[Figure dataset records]
((
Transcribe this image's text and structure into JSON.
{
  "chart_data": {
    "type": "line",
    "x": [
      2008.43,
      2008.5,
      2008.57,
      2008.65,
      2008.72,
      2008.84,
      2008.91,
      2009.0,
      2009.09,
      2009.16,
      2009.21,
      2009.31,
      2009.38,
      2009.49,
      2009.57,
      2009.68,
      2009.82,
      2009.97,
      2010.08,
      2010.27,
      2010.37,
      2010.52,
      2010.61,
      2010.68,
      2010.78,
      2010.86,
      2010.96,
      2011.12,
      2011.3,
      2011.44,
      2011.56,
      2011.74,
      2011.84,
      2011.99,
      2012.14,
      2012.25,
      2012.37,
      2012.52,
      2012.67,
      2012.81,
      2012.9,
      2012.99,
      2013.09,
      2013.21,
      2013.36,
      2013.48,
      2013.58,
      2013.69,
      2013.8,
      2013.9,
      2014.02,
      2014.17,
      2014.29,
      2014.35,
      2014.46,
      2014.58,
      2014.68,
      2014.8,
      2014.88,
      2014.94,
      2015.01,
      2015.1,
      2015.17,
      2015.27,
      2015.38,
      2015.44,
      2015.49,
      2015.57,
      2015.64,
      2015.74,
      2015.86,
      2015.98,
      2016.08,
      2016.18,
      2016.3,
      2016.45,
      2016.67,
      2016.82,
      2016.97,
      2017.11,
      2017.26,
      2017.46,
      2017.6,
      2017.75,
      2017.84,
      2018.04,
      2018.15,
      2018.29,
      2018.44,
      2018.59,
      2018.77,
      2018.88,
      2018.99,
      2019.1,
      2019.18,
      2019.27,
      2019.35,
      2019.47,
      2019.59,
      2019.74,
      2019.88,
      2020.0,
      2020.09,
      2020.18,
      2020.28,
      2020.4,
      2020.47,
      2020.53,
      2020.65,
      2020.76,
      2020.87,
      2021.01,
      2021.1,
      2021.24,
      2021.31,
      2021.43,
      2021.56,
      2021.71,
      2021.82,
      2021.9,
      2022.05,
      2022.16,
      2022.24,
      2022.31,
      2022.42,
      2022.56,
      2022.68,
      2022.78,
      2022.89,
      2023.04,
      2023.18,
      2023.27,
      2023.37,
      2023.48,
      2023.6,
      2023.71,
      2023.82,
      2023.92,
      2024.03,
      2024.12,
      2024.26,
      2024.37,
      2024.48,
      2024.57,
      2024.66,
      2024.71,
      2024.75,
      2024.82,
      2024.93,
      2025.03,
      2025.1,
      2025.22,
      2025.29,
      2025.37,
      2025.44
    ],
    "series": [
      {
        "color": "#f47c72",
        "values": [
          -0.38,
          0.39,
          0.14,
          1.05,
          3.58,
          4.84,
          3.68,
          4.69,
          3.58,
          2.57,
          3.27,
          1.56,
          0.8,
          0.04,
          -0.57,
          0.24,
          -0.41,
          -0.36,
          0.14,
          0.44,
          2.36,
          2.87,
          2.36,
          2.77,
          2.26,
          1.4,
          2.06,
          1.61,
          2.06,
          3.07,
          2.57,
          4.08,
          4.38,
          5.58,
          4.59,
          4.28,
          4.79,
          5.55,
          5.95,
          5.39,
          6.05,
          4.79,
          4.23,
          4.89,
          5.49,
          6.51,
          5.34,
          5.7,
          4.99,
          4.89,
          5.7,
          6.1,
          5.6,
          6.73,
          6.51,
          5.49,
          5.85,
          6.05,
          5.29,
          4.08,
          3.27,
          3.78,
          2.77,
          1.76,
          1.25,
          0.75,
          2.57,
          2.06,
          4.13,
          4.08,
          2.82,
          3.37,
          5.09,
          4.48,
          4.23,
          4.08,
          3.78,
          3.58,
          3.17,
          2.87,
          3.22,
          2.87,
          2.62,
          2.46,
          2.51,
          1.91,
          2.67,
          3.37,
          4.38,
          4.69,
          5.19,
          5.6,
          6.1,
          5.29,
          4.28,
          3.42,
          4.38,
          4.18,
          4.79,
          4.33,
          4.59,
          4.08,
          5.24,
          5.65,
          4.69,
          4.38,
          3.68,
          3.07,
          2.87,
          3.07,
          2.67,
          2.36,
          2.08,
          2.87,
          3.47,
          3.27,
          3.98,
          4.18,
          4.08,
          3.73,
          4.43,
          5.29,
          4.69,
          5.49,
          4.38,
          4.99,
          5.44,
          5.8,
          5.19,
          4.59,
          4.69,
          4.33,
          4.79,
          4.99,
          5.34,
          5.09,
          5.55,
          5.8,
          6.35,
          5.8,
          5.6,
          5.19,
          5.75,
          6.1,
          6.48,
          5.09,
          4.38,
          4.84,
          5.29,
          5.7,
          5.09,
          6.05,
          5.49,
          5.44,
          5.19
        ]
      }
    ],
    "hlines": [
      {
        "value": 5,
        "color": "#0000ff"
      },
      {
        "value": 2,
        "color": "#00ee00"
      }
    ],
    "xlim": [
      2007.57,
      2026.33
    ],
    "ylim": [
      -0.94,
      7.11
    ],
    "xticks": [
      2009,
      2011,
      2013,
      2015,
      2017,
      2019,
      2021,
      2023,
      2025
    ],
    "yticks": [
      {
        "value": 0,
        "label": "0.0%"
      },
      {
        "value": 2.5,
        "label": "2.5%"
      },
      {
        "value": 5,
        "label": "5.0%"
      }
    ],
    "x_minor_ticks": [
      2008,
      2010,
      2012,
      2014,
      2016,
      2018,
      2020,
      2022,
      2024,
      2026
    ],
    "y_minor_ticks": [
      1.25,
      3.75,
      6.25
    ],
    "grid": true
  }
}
))
Problem to work on » Every record above should be copied exactly.

Worked solution »
Transcribe this image's text and structure into JSON.
{
  "chart_data": {
    "type": "line",
    "x": [
      2008.43,
      2008.5,
      2008.57,
      2008.65,
      2008.72,
      2008.84,
      2008.91,
      2009.0,
      2009.09,
      2009.16,
      2009.21,
      2009.31,
      2009.38,
      2009.49,
      2009.57,
      2009.68,
      2009.82,
      2009.97,
      2010.08,
      2010.27,
      2010.37,
      2010.52,
      2010.61,
      2010.68,
      2010.78,
      2010.86,
      2010.96,
      2011.12,
      2011.3,
      2011.44,
      2011.56,
      2011.74,
      2011.84,
      2011.99,
      2012.14,
      2012.25,
      2012.37,
      2012.52,
      2012.67,
      2012.81,
      2012.9,
      2012.99,
      2013.09,
      2013.21,
      2013.36,
      2013.48,
      2013.58,
      2013.69,
      2013.8,
      2013.9,
      2014.02,
      2014.17,
      2014.29,
      2014.35,
      2014.46,
      2014.58,
      2014.68,
      2014.8,
      2014.88,
      2014.94,
      2015.01,
      2015.1,
      2015.17,
      2015.27,
      2015.38,
      2015.44,
      2015.49,
      2015.57,
      2015.64,
      2015.74,
      2015.86,
      2015.98,
      2016.08,
      2016.18,
      2016.3,
      2016.45,
      2016.67,
      2016.82,
      2016.97,
      2017.11,
      2017.26,
      2017.46,
      2017.6,
      2017.75,
      2017.84,
      2018.04,
      2018.15,
      2018.29,
      2018.44,
      2018.59,
      2018.77,
      2018.88,
      2018.99,
      2019.1,
      2019.18,
      2019.27,
      2019.35,
      2019.47,
      2019.59,
      2019.74,
      2019.88,
      2020.0,
      2020.09,
      2020.18,
      2020.28,
      2020.4,
      2020.47,
      2020.53,
      2020.65,
      2020.76,
      2020.87,
      2021.01,
      2021.1,
      2021.24,
      2021.31,
      2021.43,
      2021.56,
      2021.71,
      2021.82,
      2021.9,
      2022.05,
      2022.16,
      2022.24,
      2022.31,
      2022.42,
      2022.56,
      2022.68,
      2022.78,
      2022.89,
      2023.04,
      2023.18,
      2023.27,
      2023.37,
      2023.48,
      2023.6,
      2023.71,
      2023.82,
      2023.92,
      2024.03,
      2024.12,
      2024.26,
      2024.37,
      2024.48,
      2024.57,
      2024.66,
      2024.71,
      2024.75,
      2024.82,
      2024.93,
      2025.03,
      2025.1,
      2025.22,
      2025.29,
      2025.37,
      2025.44
    ],
    "series": [
      {
        "color": "#f47c72",
        "values": [
          -0.38,
          0.39,
          0.14,
          1.05,
          3.58,
          4.84,
          3.68,
          4.69,
          3.58,
          2.57,
          3.27,
          1.56,
          0.8,
          0.04,
          -0.57,
          0.24,
          -0.41,
          -0.36,
          0.14,
          0.44,
          2.36,
          2.87,
          2.36,
          2.77,
          2.26,
          1.4,
          2.06,
          1.61,
          2.06,
          3.07,
          2.57,
          4.08,
          4.38,
          5.58,
          4.59,
          4.28,
          4.79,
          5.55,
          5.95,
          5.39,
          6.05,
          4.79,
          4.23,
          4.89,
          5.49,
          6.51,
          5.34,
          5.7,
          4.99,
          4.89,
          5.7,
          6.1,
          5.6,
          6.73,
          6.51,
          5.49,
          5.85,
          6.05,
          5.29,
          4.08,
          3.27,
          3.78,
          2.77,
          1.76,
          1.25,
          0.75,
          2.57,
          2.06,
          4.13,
          4.08,
          2.82,
          3.37,
          5.09,
          4.48,
          4.23,
          4.08,
          3.78,
          3.58,
          3.17,
          2.87,
          3.22,
          2.87,
          2.62,
          2.46,
          2.51,
          1.91,
          2.67,
          3.37,
          4.38,
          4.69,
          5.19,
          5.6,
          6.1,
          5.29,
          4.28,
          3.42,
          4.38,
          4.18,
          4.79,
          4.33,
          4.59,
          4.08,
          5.24,
          5.65,
          4.69,
          4.38,
          3.68,
          3.07,
          2.87,
          3.07,
          2.67,
          2.36,
          2.08,
          2.87,
          3.47,
          3.27,
          3.98,
          4.18,
          4.08,
          3.73,
          4.43,
          5.29,
          4.69,
          5.49,
          4.38,
          4.99,
          5.44,
          5.8,
          5.19,
          4.59,
          4.69,
          4.33,
          4.79,
          4.99,
          5.34,
          5.09,
          5.55,
          5.8,
          6.35,
          5.8,
          5.6,
          5.19,
          5.75,
          6.1,
          6.48,
          5.09,
          4.38,
          4.84,
          5.29,
          5.7,
          5.09,
          6.05,
          5.49,
          5.44,
          5.19
        ]
      }
    ],
    "hlines": [
      {
        "value": 5,
        "color": "#0000ff"
      },
      {
        "value": 2,
        "color": "#00ee00"
      }
    ],
    "xlim": [
      2007.57,
      2026.33
    ],
    "ylim": [
      -0.94,
      7.11
    ],
    "xticks": [
      2009,
      2011,
      2013,
      2015,
      2017,
      2019,
      2021,
      2023,
      2025
    ],
    "yticks": [
      {
        "value": 0,
        "label": "0.0%"
      },
      {
        "value": 2.5,
        "label": "2.5%"
      },
      {
        "value": 5,
        "label": "5.0%"
      }
    ],
    "x_minor_ticks": [
      2008,
      2010,
      2012,
      2014,
      2016,
      2018,
      2020,
      2022,
      2024,
      2026
    ],
    "y_minor_ticks": [
      1.25,
      3.75,
      6.25
    ],
    "grid": true
  }
}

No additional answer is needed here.